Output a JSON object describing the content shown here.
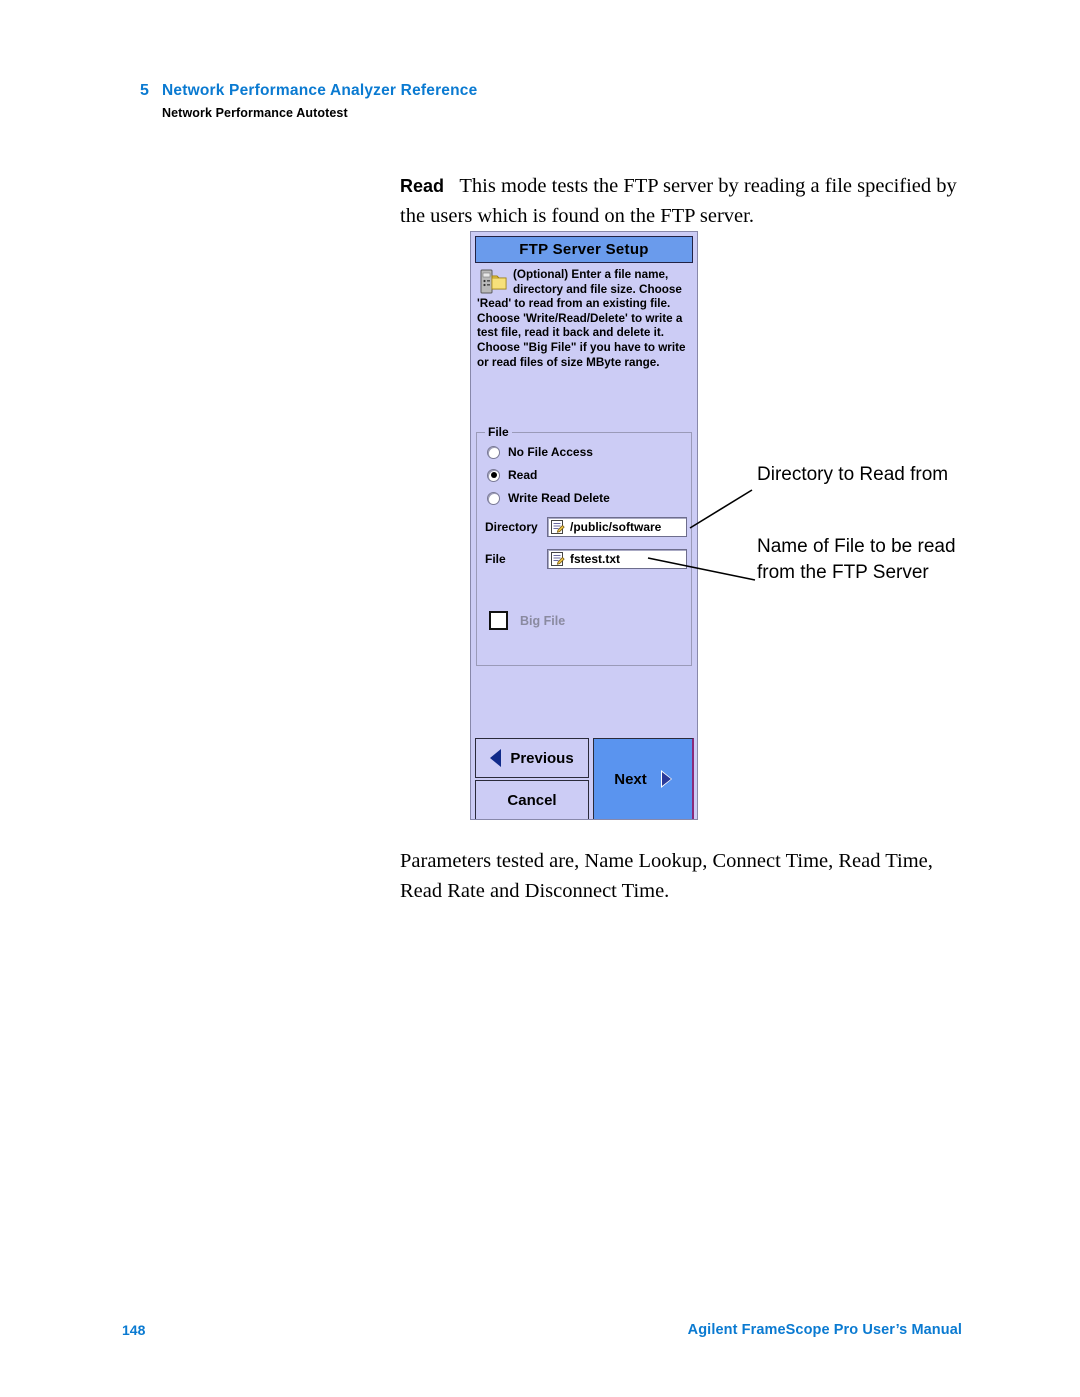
{
  "header": {
    "chapter_number": "5",
    "chapter_title": "Network Performance Analyzer Reference",
    "section_title": "Network Performance Autotest"
  },
  "body": {
    "read_lead_word": "Read",
    "read_paragraph": "This mode tests the FTP server by reading a file specified by the users which is found on the FTP server.",
    "parameters_paragraph": "Parameters tested are, Name Lookup, Connect Time, Read Time, Read Rate and Disconnect Time."
  },
  "dialog": {
    "title": "FTP Server Setup",
    "icon": "server-folder-icon",
    "instructions": "(Optional) Enter a file name, directory and file size.  Choose 'Read' to read from an existing file. Choose 'Write/Read/Delete' to write a test file, read it back and delete it. Choose \"Big File\" if you have to write or read files of size MByte range.",
    "file_group": {
      "legend": "File",
      "radios": [
        {
          "label": "No File Access",
          "selected": false
        },
        {
          "label": "Read",
          "selected": true
        },
        {
          "label": "Write Read Delete",
          "selected": false
        }
      ],
      "fields": [
        {
          "label": "Directory",
          "value": "/public/software",
          "icon": "document-edit-icon"
        },
        {
          "label": "File",
          "value": "fstest.txt",
          "icon": "document-edit-icon"
        }
      ],
      "big_file": {
        "label": "Big File",
        "checked": false,
        "disabled": true
      }
    },
    "buttons": {
      "previous": "Previous",
      "cancel": "Cancel",
      "next": "Next"
    },
    "colors": {
      "titlebar": "#6a9bec",
      "background": "#ccccf5",
      "next_button": "#5a94ef"
    }
  },
  "callouts": {
    "directory": "Directory to Read from",
    "file": "Name of File to be read from the FTP Server"
  },
  "footer": {
    "page_number": "148",
    "manual_title": "Agilent FrameScope Pro User’s Manual"
  },
  "theme": {
    "accent_blue": "#0a7ad1"
  }
}
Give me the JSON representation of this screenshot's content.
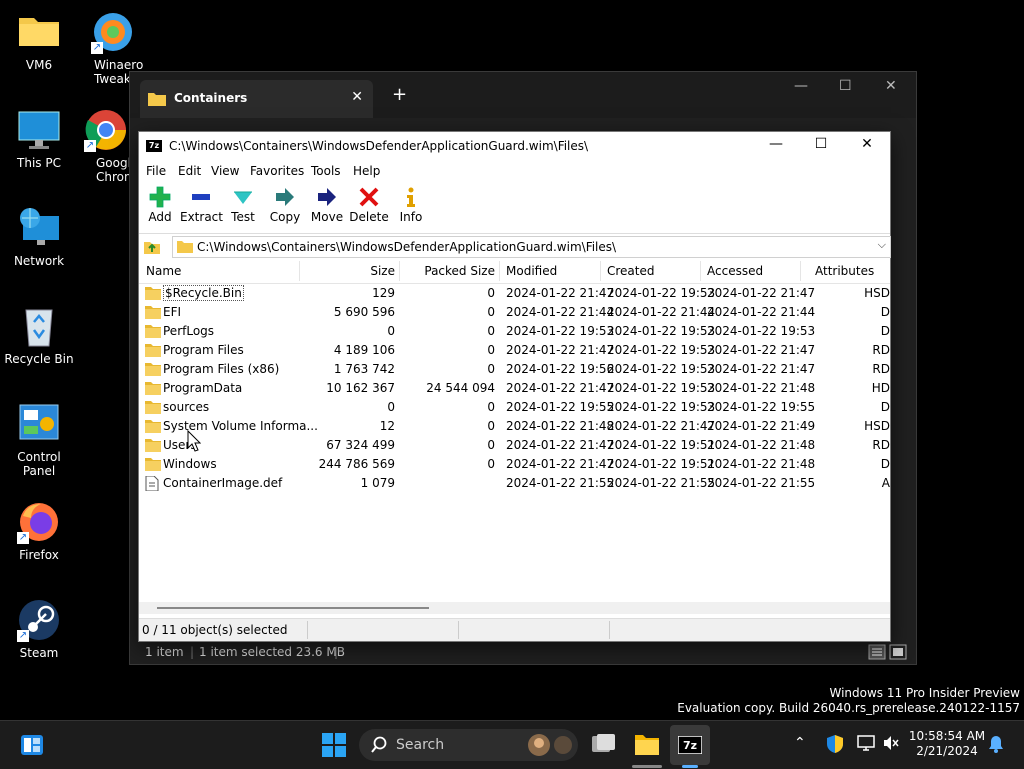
{
  "desktop": {
    "icons": [
      {
        "label": "VM6"
      },
      {
        "label": "Winaero Tweak..."
      },
      {
        "label": "This PC"
      },
      {
        "label": "Google Chrome"
      },
      {
        "label": "Network"
      },
      {
        "label": "Recycle Bin"
      },
      {
        "label": "Control Panel"
      },
      {
        "label": "Firefox"
      },
      {
        "label": "Steam"
      }
    ]
  },
  "explorer": {
    "tab_title": "Containers",
    "status": {
      "items": "1 item",
      "selected": "1 item selected  23.6 MB"
    }
  },
  "sevenzip": {
    "title": "C:\\Windows\\Containers\\WindowsDefenderApplicationGuard.wim\\Files\\",
    "menu": [
      "File",
      "Edit",
      "View",
      "Favorites",
      "Tools",
      "Help"
    ],
    "toolbar": [
      "Add",
      "Extract",
      "Test",
      "Copy",
      "Move",
      "Delete",
      "Info"
    ],
    "address": "C:\\Windows\\Containers\\WindowsDefenderApplicationGuard.wim\\Files\\",
    "columns": [
      "Name",
      "Size",
      "Packed Size",
      "Modified",
      "Created",
      "Accessed",
      "Attributes"
    ],
    "rows": [
      {
        "type": "folder",
        "name": "$Recycle.Bin",
        "size": "129",
        "packed": "0",
        "modified": "2024-01-22 21:47",
        "created": "2024-01-22 19:53",
        "accessed": "2024-01-22 21:47",
        "attr": "HSD"
      },
      {
        "type": "folder",
        "name": "EFI",
        "size": "5 690 596",
        "packed": "0",
        "modified": "2024-01-22 21:44",
        "created": "2024-01-22 21:44",
        "accessed": "2024-01-22 21:44",
        "attr": "D"
      },
      {
        "type": "folder",
        "name": "PerfLogs",
        "size": "0",
        "packed": "0",
        "modified": "2024-01-22 19:53",
        "created": "2024-01-22 19:53",
        "accessed": "2024-01-22 19:53",
        "attr": "D"
      },
      {
        "type": "folder",
        "name": "Program Files",
        "size": "4 189 106",
        "packed": "0",
        "modified": "2024-01-22 21:47",
        "created": "2024-01-22 19:53",
        "accessed": "2024-01-22 21:47",
        "attr": "RD"
      },
      {
        "type": "folder",
        "name": "Program Files (x86)",
        "size": "1 763 742",
        "packed": "0",
        "modified": "2024-01-22 19:56",
        "created": "2024-01-22 19:53",
        "accessed": "2024-01-22 21:47",
        "attr": "RD"
      },
      {
        "type": "folder",
        "name": "ProgramData",
        "size": "10 162 367",
        "packed": "24 544 094",
        "modified": "2024-01-22 21:47",
        "created": "2024-01-22 19:53",
        "accessed": "2024-01-22 21:48",
        "attr": "HD"
      },
      {
        "type": "folder",
        "name": "sources",
        "size": "0",
        "packed": "0",
        "modified": "2024-01-22 19:55",
        "created": "2024-01-22 19:53",
        "accessed": "2024-01-22 19:55",
        "attr": "D"
      },
      {
        "type": "folder",
        "name": "System Volume Informa...",
        "size": "12",
        "packed": "0",
        "modified": "2024-01-22 21:48",
        "created": "2024-01-22 21:47",
        "accessed": "2024-01-22 21:49",
        "attr": "HSD"
      },
      {
        "type": "folder",
        "name": "Users",
        "size": "67 324 499",
        "packed": "0",
        "modified": "2024-01-22 21:47",
        "created": "2024-01-22 19:51",
        "accessed": "2024-01-22 21:48",
        "attr": "RD"
      },
      {
        "type": "folder",
        "name": "Windows",
        "size": "244 786 569",
        "packed": "0",
        "modified": "2024-01-22 21:47",
        "created": "2024-01-22 19:51",
        "accessed": "2024-01-22 21:48",
        "attr": "D"
      },
      {
        "type": "file",
        "name": "ContainerImage.def",
        "size": "1 079",
        "packed": "",
        "modified": "2024-01-22 21:55",
        "created": "2024-01-22 21:55",
        "accessed": "2024-01-22 21:55",
        "attr": "A"
      }
    ],
    "status": "0 / 11 object(s) selected"
  },
  "watermark": {
    "line1": "Windows 11 Pro Insider Preview",
    "line2": "Evaluation copy. Build 26040.rs_prerelease.240122-1157"
  },
  "taskbar": {
    "search_label": "Search",
    "time": "10:58:54 AM",
    "date": "2/21/2024"
  }
}
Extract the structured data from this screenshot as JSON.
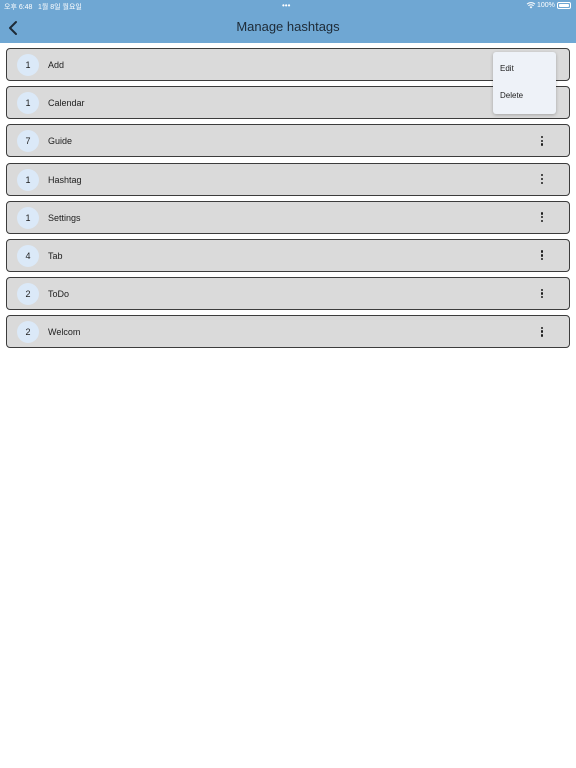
{
  "status": {
    "time": "오후 6:48",
    "date": "1월 8일 월요일",
    "dots": "•••",
    "battery": "100%"
  },
  "header": {
    "title": "Manage hashtags",
    "back_icon": "chevron-left-icon"
  },
  "hashtags": [
    {
      "count": "1",
      "label": "Add"
    },
    {
      "count": "1",
      "label": "Calendar"
    },
    {
      "count": "7",
      "label": "Guide"
    },
    {
      "count": "1",
      "label": "Hashtag"
    },
    {
      "count": "1",
      "label": "Settings"
    },
    {
      "count": "4",
      "label": "Tab"
    },
    {
      "count": "2",
      "label": "ToDo"
    },
    {
      "count": "2",
      "label": "Welcom"
    }
  ],
  "menu": {
    "edit_label": "Edit",
    "delete_label": "Delete"
  },
  "colors": {
    "header": "#6fa7d3",
    "row": "#dadada",
    "badge": "#dbe9f8",
    "menu": "#eef2f8"
  }
}
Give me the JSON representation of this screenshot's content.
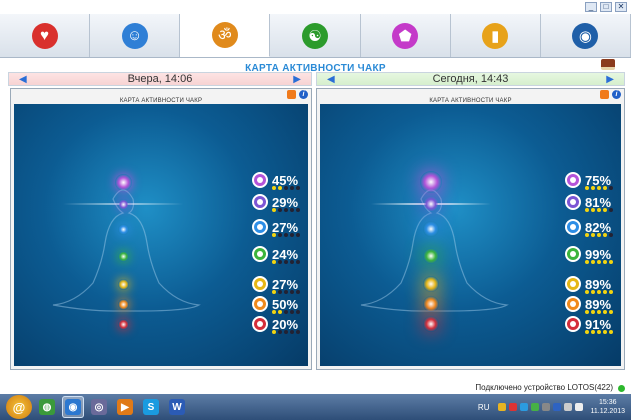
{
  "window": {
    "minimize": "_",
    "maximize": "□",
    "close": "✕"
  },
  "tabs": [
    {
      "icon": "heart-icon",
      "symbol": "♥",
      "color": "#d9302d"
    },
    {
      "icon": "head-profile-icon",
      "symbol": "☺",
      "color": "#2f7fd6"
    },
    {
      "icon": "om-icon",
      "symbol": "ॐ",
      "color": "#e08a1c"
    },
    {
      "icon": "yin-yang-icon",
      "symbol": "☯",
      "color": "#2c9b2c"
    },
    {
      "icon": "pentagon-icon",
      "symbol": "⬟",
      "color": "#c43ac9"
    },
    {
      "icon": "bar-chart-icon",
      "symbol": "▮",
      "color": "#e7a21a"
    },
    {
      "icon": "globe-icon",
      "symbol": "◉",
      "color": "#1f5fa8"
    }
  ],
  "page_title": "КАРТА АКТИВНОСТИ ЧАКР",
  "days": {
    "left": {
      "label": "Вчера, 14:06"
    },
    "right": {
      "label": "Сегодня, 14:43"
    }
  },
  "panels": {
    "left": {
      "title": "КАРТА АКТИВНОСТИ ЧАКР",
      "chakras": [
        {
          "name": "crown",
          "percent": "45%",
          "stars": 2,
          "color": "#b454d9"
        },
        {
          "name": "third-eye",
          "percent": "29%",
          "stars": 1,
          "color": "#7c55d4"
        },
        {
          "name": "throat",
          "percent": "27%",
          "stars": 1,
          "color": "#2d8ee6"
        },
        {
          "name": "heart",
          "percent": "24%",
          "stars": 1,
          "color": "#3cb43c"
        },
        {
          "name": "solar-plexus",
          "percent": "27%",
          "stars": 1,
          "color": "#e5b716"
        },
        {
          "name": "sacral",
          "percent": "50%",
          "stars": 2,
          "color": "#f08a1c"
        },
        {
          "name": "root",
          "percent": "20%",
          "stars": 1,
          "color": "#d42e3a"
        }
      ]
    },
    "right": {
      "title": "КАРТА АКТИВНОСТИ ЧАКР",
      "chakras": [
        {
          "name": "crown",
          "percent": "75%",
          "stars": 4,
          "color": "#b454d9"
        },
        {
          "name": "third-eye",
          "percent": "81%",
          "stars": 4,
          "color": "#7c55d4"
        },
        {
          "name": "throat",
          "percent": "82%",
          "stars": 4,
          "color": "#2d8ee6"
        },
        {
          "name": "heart",
          "percent": "99%",
          "stars": 5,
          "color": "#3cb43c"
        },
        {
          "name": "solar-plexus",
          "percent": "89%",
          "stars": 5,
          "color": "#e5b716"
        },
        {
          "name": "sacral",
          "percent": "89%",
          "stars": 5,
          "color": "#f08a1c"
        },
        {
          "name": "root",
          "percent": "91%",
          "stars": 5,
          "color": "#d42e3a"
        }
      ]
    }
  },
  "status": {
    "text": "Подключено устройство LOTOS(422)"
  },
  "taskbar": {
    "apps": [
      {
        "icon": "chrome-icon",
        "symbol": "◍",
        "color": "#3a9a3a",
        "active": false
      },
      {
        "icon": "globe-app-icon",
        "symbol": "◉",
        "color": "#2c78d0",
        "active": true
      },
      {
        "icon": "eye-app-icon",
        "symbol": "◎",
        "color": "#6a6a9a",
        "active": false
      },
      {
        "icon": "media-player-icon",
        "symbol": "▶",
        "color": "#e07a18",
        "active": false
      },
      {
        "icon": "skype-icon",
        "symbol": "S",
        "color": "#1a9be0",
        "active": false
      },
      {
        "icon": "word-icon",
        "symbol": "W",
        "color": "#2b5bb5",
        "active": false
      }
    ],
    "language": "RU",
    "time": "15:36",
    "date": "11.12.2013"
  }
}
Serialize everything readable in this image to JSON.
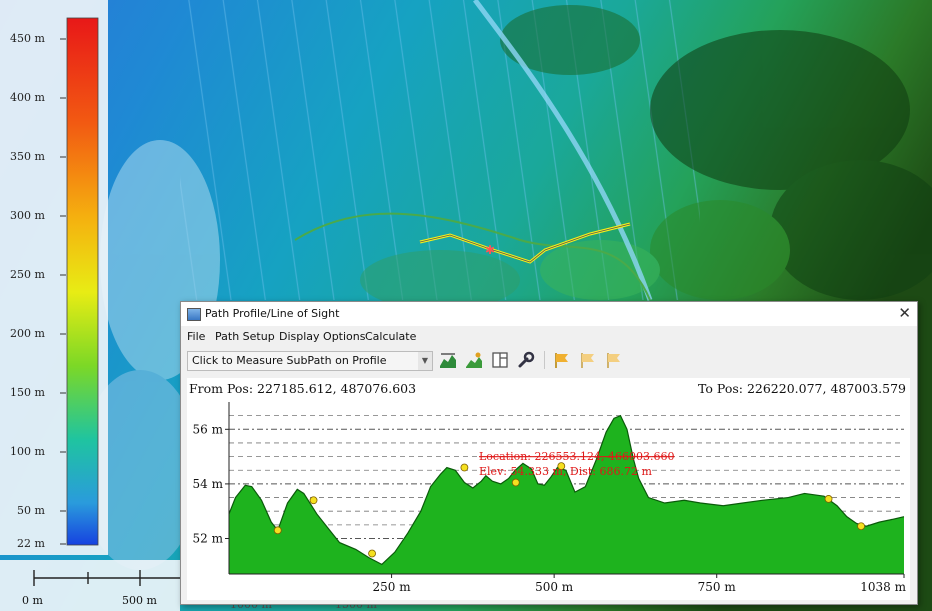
{
  "map": {
    "legend": {
      "ticks": [
        "450 m",
        "400 m",
        "350 m",
        "300 m",
        "250 m",
        "200 m",
        "150 m",
        "100 m",
        "50 m",
        "22 m"
      ]
    },
    "scale_bar": {
      "labels": [
        "0 m",
        "500 m",
        "1000 m",
        "1500 m"
      ]
    }
  },
  "dialog": {
    "title": "Path Profile/Line of Sight",
    "close_label": "✕",
    "menu": [
      "File",
      "Path Setup",
      "Display Options",
      "Calculate"
    ],
    "toolbar": {
      "mode_select_value": "Click to Measure SubPath on Profile",
      "buttons": [
        "profile-view-icon",
        "terrain-icon",
        "panel-icon",
        "wrench-icon",
        "flag-icon",
        "flag-left-icon",
        "flag-right-icon"
      ]
    },
    "profile": {
      "from_pos": "From Pos: 227185.612, 487076.603",
      "to_pos": "To Pos: 226220.077, 487003.579",
      "location_text": "Location: 226553.124, 466003.660",
      "elev_text": "Elev: 54.333 m, Dist: 686.72 m"
    }
  },
  "chart_data": {
    "type": "area",
    "x_tick_labels": [
      "250 m",
      "500 m",
      "750 m",
      "1038 m"
    ],
    "y_tick_labels": [
      "52 m",
      "54 m",
      "56 m"
    ],
    "xlim": [
      0,
      1038
    ],
    "ylim": [
      50.7,
      57.0
    ],
    "grid": true,
    "fill_color": "#1eb31e",
    "line_color": "#0a5a0a",
    "points": [
      [
        0,
        52.9
      ],
      [
        10,
        53.5
      ],
      [
        25,
        53.95
      ],
      [
        35,
        53.9
      ],
      [
        50,
        53.4
      ],
      [
        65,
        52.6
      ],
      [
        75,
        52.3
      ],
      [
        90,
        53.3
      ],
      [
        105,
        53.8
      ],
      [
        115,
        53.65
      ],
      [
        135,
        52.9
      ],
      [
        155,
        52.3
      ],
      [
        170,
        51.85
      ],
      [
        195,
        51.6
      ],
      [
        215,
        51.3
      ],
      [
        235,
        51.05
      ],
      [
        255,
        51.5
      ],
      [
        275,
        52.2
      ],
      [
        295,
        53.0
      ],
      [
        310,
        53.9
      ],
      [
        325,
        54.35
      ],
      [
        335,
        54.6
      ],
      [
        348,
        54.5
      ],
      [
        362,
        54.05
      ],
      [
        375,
        53.85
      ],
      [
        388,
        54.1
      ],
      [
        395,
        54.3
      ],
      [
        405,
        54.1
      ],
      [
        418,
        54.0
      ],
      [
        430,
        54.2
      ],
      [
        440,
        54.5
      ],
      [
        452,
        54.75
      ],
      [
        465,
        54.55
      ],
      [
        475,
        54.0
      ],
      [
        485,
        53.95
      ],
      [
        495,
        54.25
      ],
      [
        505,
        54.6
      ],
      [
        518,
        54.5
      ],
      [
        532,
        53.7
      ],
      [
        548,
        53.9
      ],
      [
        565,
        54.9
      ],
      [
        580,
        55.9
      ],
      [
        592,
        56.4
      ],
      [
        602,
        56.5
      ],
      [
        612,
        56.0
      ],
      [
        622,
        54.9
      ],
      [
        630,
        54.2
      ],
      [
        645,
        53.5
      ],
      [
        670,
        53.3
      ],
      [
        700,
        53.4
      ],
      [
        725,
        53.3
      ],
      [
        760,
        53.2
      ],
      [
        790,
        53.3
      ],
      [
        820,
        53.4
      ],
      [
        860,
        53.5
      ],
      [
        885,
        53.65
      ],
      [
        915,
        53.55
      ],
      [
        935,
        53.2
      ],
      [
        950,
        52.8
      ],
      [
        965,
        52.55
      ],
      [
        980,
        52.45
      ],
      [
        1000,
        52.6
      ],
      [
        1020,
        52.7
      ],
      [
        1038,
        52.8
      ]
    ],
    "markers": [
      [
        75,
        52.3
      ],
      [
        130,
        53.4
      ],
      [
        220,
        51.45
      ],
      [
        362,
        54.6
      ],
      [
        441,
        54.05
      ],
      [
        511,
        54.65
      ],
      [
        922,
        53.45
      ],
      [
        972,
        52.45
      ]
    ]
  }
}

-----

Given exercise: Identify the lines in the entries above that contain "Extract", then copy them out.

Answer for the task:
      "Extract",
Extract the structured data from this screenshot as JSON.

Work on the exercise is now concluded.